SET PROBLEM.
From the entries that follow, pick out all lines holding "colors".
-------------------------
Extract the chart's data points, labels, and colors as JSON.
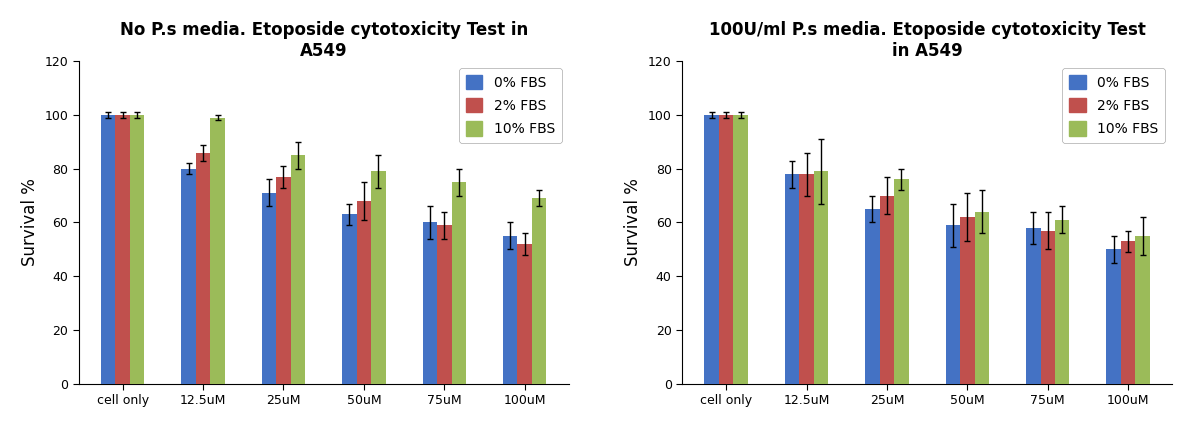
{
  "chart1": {
    "title_line1": "No P.s media. Etoposide cytotoxicity Test in",
    "title_line2": "A549",
    "categories": [
      "cell only",
      "12.5uM",
      "25uM",
      "50uM",
      "75uM",
      "100uM"
    ],
    "series": {
      "0% FBS": [
        100,
        80,
        71,
        63,
        60,
        55
      ],
      "2% FBS": [
        100,
        86,
        77,
        68,
        59,
        52
      ],
      "10% FBS": [
        100,
        99,
        85,
        79,
        75,
        69
      ]
    },
    "errors": {
      "0% FBS": [
        1,
        2,
        5,
        4,
        6,
        5
      ],
      "2% FBS": [
        1,
        3,
        4,
        7,
        5,
        4
      ],
      "10% FBS": [
        1,
        1,
        5,
        6,
        5,
        3
      ]
    }
  },
  "chart2": {
    "title_line1": "100U/ml P.s media. Etoposide cytotoxicity Test",
    "title_line2": "in A549",
    "categories": [
      "cell only",
      "12.5uM",
      "25uM",
      "50uM",
      "75uM",
      "100uM"
    ],
    "series": {
      "0% FBS": [
        100,
        78,
        65,
        59,
        58,
        50
      ],
      "2% FBS": [
        100,
        78,
        70,
        62,
        57,
        53
      ],
      "10% FBS": [
        100,
        79,
        76,
        64,
        61,
        55
      ]
    },
    "errors": {
      "0% FBS": [
        1,
        5,
        5,
        8,
        6,
        5
      ],
      "2% FBS": [
        1,
        8,
        7,
        9,
        7,
        4
      ],
      "10% FBS": [
        1,
        12,
        4,
        8,
        5,
        7
      ]
    }
  },
  "colors": {
    "0% FBS": "#4472C4",
    "2% FBS": "#C0504D",
    "10% FBS": "#9BBB59"
  },
  "ylabel": "Survival %",
  "ylim": [
    0,
    120
  ],
  "yticks": [
    0,
    20,
    40,
    60,
    80,
    100,
    120
  ],
  "bar_width": 0.18,
  "title_fontsize": 12,
  "axis_label_fontsize": 12,
  "tick_fontsize": 9,
  "legend_fontsize": 10
}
-------------------------
WRITTEN REPLY.
Extract the chart's data points, labels, and colors as JSON.
  "colors": {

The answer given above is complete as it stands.